EXERCISE GOAL:
Read the records and gather each line that includes "развернутом".

─── ITEMS ───

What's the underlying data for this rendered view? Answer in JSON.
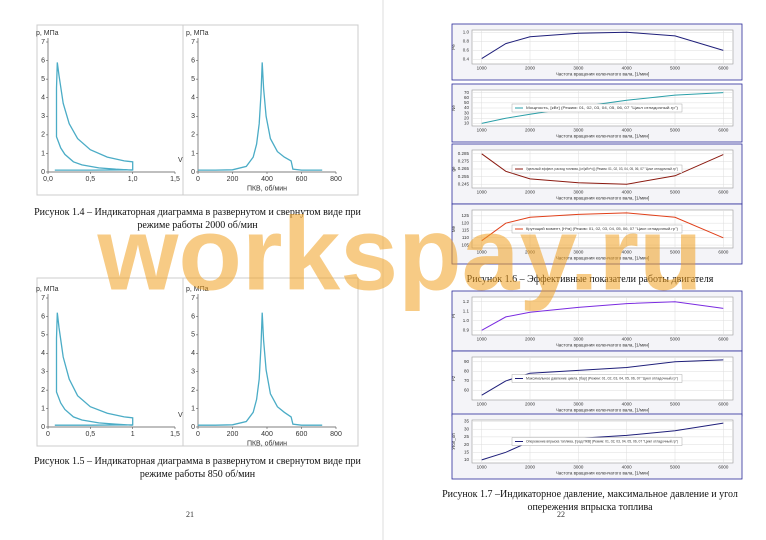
{
  "watermark": "workspay.ru",
  "left_page": {
    "page_number": "21",
    "figures": [
      {
        "caption": "Рисунок 1.4 – Индикаторная диаграмма в развернутом и свернутом виде при режиме работы 2000 об/мин",
        "pv": {
          "ylabel": "p, МПа",
          "xlabel": "V",
          "color": "#4bacc6",
          "xlim": [
            0,
            1.5
          ],
          "ylim": [
            0,
            7
          ],
          "xticks": [
            {
              "value": 0,
              "label": "0,0"
            },
            {
              "value": 0.5,
              "label": "0,5"
            },
            {
              "value": 1,
              "label": "1,0"
            },
            {
              "value": 1.5,
              "label": "1,5"
            }
          ],
          "yticks": [
            0,
            1,
            2,
            3,
            4,
            5,
            6,
            7
          ],
          "x": [
            1.0,
            0.8,
            0.6,
            0.4,
            0.3,
            0.2,
            0.15,
            0.1,
            0.1,
            0.11,
            0.13,
            0.18,
            0.25,
            0.35,
            0.5,
            0.7,
            0.9,
            1.0,
            1.0,
            0.5,
            0.08
          ],
          "y": [
            0.1,
            0.15,
            0.22,
            0.38,
            0.55,
            0.95,
            1.3,
            1.9,
            4.5,
            5.9,
            5.2,
            3.7,
            2.6,
            1.8,
            1.2,
            0.8,
            0.6,
            0.55,
            0.12,
            0.1,
            0.1
          ]
        },
        "pphi": {
          "ylabel": "p, МПа",
          "xlabel": "ПКВ, об/мин",
          "color": "#4bacc6",
          "xlim": [
            0,
            800
          ],
          "ylim": [
            0,
            7
          ],
          "xticks": [
            0,
            200,
            400,
            600,
            800
          ],
          "yticks": [
            0,
            1,
            2,
            3,
            4,
            5,
            6,
            7
          ],
          "x": [
            0,
            100,
            200,
            280,
            320,
            340,
            355,
            365,
            372,
            380,
            395,
            420,
            460,
            500,
            540,
            550,
            600,
            720
          ],
          "y": [
            0.1,
            0.1,
            0.12,
            0.3,
            0.8,
            1.5,
            2.6,
            4.2,
            5.9,
            4.5,
            3.0,
            1.8,
            1.1,
            0.8,
            0.6,
            0.15,
            0.1,
            0.1
          ]
        }
      },
      {
        "caption": "Рисунок 1.5 – Индикаторная диаграмма в развернутом и свернутом виде при режиме работы 850 об/мин",
        "pv": {
          "ylabel": "p, МПа",
          "xlabel": "V",
          "color": "#4bacc6",
          "xlim": [
            0,
            1.5
          ],
          "ylim": [
            0,
            7
          ],
          "xticks": [
            {
              "value": 0,
              "label": "0"
            },
            {
              "value": 0.5,
              "label": "0,5"
            },
            {
              "value": 1,
              "label": "1"
            },
            {
              "value": 1.5,
              "label": "1,5"
            }
          ],
          "yticks": [
            0,
            1,
            2,
            3,
            4,
            5,
            6,
            7
          ],
          "x": [
            1.0,
            0.8,
            0.6,
            0.4,
            0.3,
            0.2,
            0.15,
            0.1,
            0.1,
            0.11,
            0.13,
            0.18,
            0.25,
            0.35,
            0.5,
            0.7,
            0.9,
            1.0,
            1.0,
            0.5,
            0.08
          ],
          "y": [
            0.1,
            0.15,
            0.22,
            0.38,
            0.55,
            0.95,
            1.3,
            1.9,
            4.8,
            6.2,
            5.4,
            3.8,
            2.6,
            1.7,
            1.1,
            0.75,
            0.55,
            0.5,
            0.12,
            0.1,
            0.1
          ]
        },
        "pphi": {
          "ylabel": "p, МПа",
          "xlabel": "ПКВ, об/мин",
          "color": "#4bacc6",
          "xlim": [
            0,
            800
          ],
          "ylim": [
            0,
            7
          ],
          "xticks": [
            0,
            200,
            400,
            600,
            800
          ],
          "yticks": [
            0,
            1,
            2,
            3,
            4,
            5,
            6,
            7
          ],
          "x": [
            0,
            100,
            200,
            280,
            320,
            340,
            355,
            365,
            372,
            380,
            395,
            420,
            460,
            500,
            540,
            550,
            600,
            720
          ],
          "y": [
            0.1,
            0.1,
            0.12,
            0.3,
            0.8,
            1.5,
            2.6,
            4.4,
            6.2,
            4.7,
            3.1,
            1.8,
            1.1,
            0.8,
            0.55,
            0.15,
            0.1,
            0.1
          ]
        }
      }
    ]
  },
  "right_page": {
    "page_number": "22",
    "figures": [
      {
        "caption": "Рисунок 1.6 – Эффективные показатели работы двигателя",
        "plots": [
          {
            "ylabel": "Pe",
            "xlabel": "Частота вращения коленчатого вала, [1/мин]",
            "color": "#1f1f7a",
            "xlim": [
              800,
              6200
            ],
            "ylim": [
              0.3,
              1.05
            ],
            "xticks": [
              1000,
              2000,
              3000,
              4000,
              5000,
              6000
            ],
            "yticks": [
              0.4,
              0.6,
              0.8,
              {
                "value": 1,
                "label": "1.0"
              }
            ],
            "x": [
              1000,
              1500,
              2000,
              3000,
              4000,
              5000,
              6000
            ],
            "y": [
              0.42,
              0.75,
              0.9,
              0.98,
              1.0,
              0.92,
              0.6
            ]
          },
          {
            "ylabel": "Ne",
            "xlabel": "Частота вращения коленчатого вала, [1/мин]",
            "color": "#2a9fa8",
            "legend": "Мощность, [кВт] (Режим: 01, 02, 03, 04, 05, 06, 07 \"Цикл отладочный.гр\")",
            "xlim": [
              800,
              6200
            ],
            "ylim": [
              5,
              75
            ],
            "xticks": [
              1000,
              2000,
              3000,
              4000,
              5000,
              6000
            ],
            "yticks": [
              10,
              20,
              30,
              40,
              50,
              60,
              70
            ],
            "x": [
              1000,
              1500,
              2000,
              3000,
              4000,
              5000,
              6000
            ],
            "y": [
              10,
              20,
              28,
              42,
              55,
              65,
              70
            ]
          },
          {
            "ylabel": "ge",
            "xlabel": "Частота вращения коленчатого вала, [1/мин]",
            "color": "#8b1a10",
            "legend": "Удельный эффект. расход топлива, [кг/(кВт*ч)] (Режим: 01, 02, 03, 04, 05, 06, 07 \"Цикл отладочный.гр\")",
            "xlim": [
              800,
              6200
            ],
            "ylim": [
              0.24,
              0.29
            ],
            "xticks": [
              1000,
              2000,
              3000,
              4000,
              5000,
              6000
            ],
            "yticks": [
              0.245,
              0.255,
              0.265,
              0.275,
              0.285
            ],
            "x": [
              1000,
              1500,
              2000,
              3000,
              4000,
              5000,
              6000
            ],
            "y": [
              0.285,
              0.262,
              0.252,
              0.247,
              0.245,
              0.256,
              0.284
            ]
          },
          {
            "ylabel": "Me",
            "xlabel": "Частота вращения коленчатого вала, [1/мин]",
            "color": "#e0401a",
            "legend": "Крутящий момент, [Н*м] (Режим: 01, 02, 03, 04, 05, 06, 07 \"Цикл отладочный.гр\")",
            "xlim": [
              800,
              6200
            ],
            "ylim": [
              103,
              129
            ],
            "xticks": [
              1000,
              2000,
              3000,
              4000,
              5000,
              6000
            ],
            "yticks": [
              105,
              110,
              115,
              120,
              125
            ],
            "x": [
              1000,
              1500,
              2000,
              3000,
              4000,
              5000,
              6000
            ],
            "y": [
              108,
              120,
              124,
              126,
              127,
              124,
              110
            ]
          }
        ]
      },
      {
        "caption": "Рисунок 1.7 –Индикаторное давление, максимальное давление и угол опережения впрыска топлива",
        "plots": [
          {
            "ylabel": "Pi",
            "xlabel": "Частота вращения коленчатого вала, [1/мин]",
            "color": "#7a2be0",
            "xlim": [
              800,
              6200
            ],
            "ylim": [
              0.85,
              1.25
            ],
            "xticks": [
              1000,
              2000,
              3000,
              4000,
              5000,
              6000
            ],
            "yticks": [
              0.9,
              {
                "value": 1,
                "label": "1.0"
              },
              1.1,
              1.2
            ],
            "x": [
              1000,
              1500,
              2000,
              3000,
              4000,
              5000,
              6000
            ],
            "y": [
              0.9,
              1.04,
              1.09,
              1.14,
              1.18,
              1.2,
              1.13
            ]
          },
          {
            "ylabel": "Pz",
            "xlabel": "Частота вращения коленчатого вала, [1/мин]",
            "color": "#1f1f7a",
            "legend": "Максимальное давление цикла, [бар] (Режим: 01, 02, 03, 04, 05, 06, 07 \"Цикл отладочный.гр\")",
            "xlim": [
              800,
              6200
            ],
            "ylim": [
              50,
              95
            ],
            "xticks": [
              1000,
              2000,
              3000,
              4000,
              5000,
              6000
            ],
            "yticks": [
              60,
              70,
              80,
              90
            ],
            "x": [
              1000,
              1500,
              2000,
              3000,
              4000,
              5000,
              6000
            ],
            "y": [
              55,
              70,
              78,
              81,
              84,
              90,
              92
            ]
          },
          {
            "ylabel": "Угол_оп",
            "xlabel": "Частота вращения коленчатого вала, [1/мин]",
            "color": "#1f1f7a",
            "legend": "Опережение впрыска топлива, [град ПКВ] (Режим: 01, 02, 03, 04, 05, 06, 07 \"Цикл отладочный.гр\")",
            "xlim": [
              800,
              6200
            ],
            "ylim": [
              8,
              36
            ],
            "xticks": [
              1000,
              2000,
              3000,
              4000,
              5000,
              6000
            ],
            "yticks": [
              10,
              15,
              20,
              25,
              30,
              35
            ],
            "x": [
              1000,
              1500,
              2000,
              3000,
              4000,
              5000,
              6000
            ],
            "y": [
              10,
              15,
              22,
              24,
              26,
              29,
              34
            ]
          }
        ]
      }
    ]
  }
}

───

SOLVED PROBLEM:
        "caption": "Рисунок 1.4 – Индикаторная диаграмма в развернутом и свернутом виде при режиме работы 2000 об/мин",
        "caption": "Рисунок 1.5 – Индикаторная диаграмма в развернутом и свернутом виде при режиме работы 850 об/мин",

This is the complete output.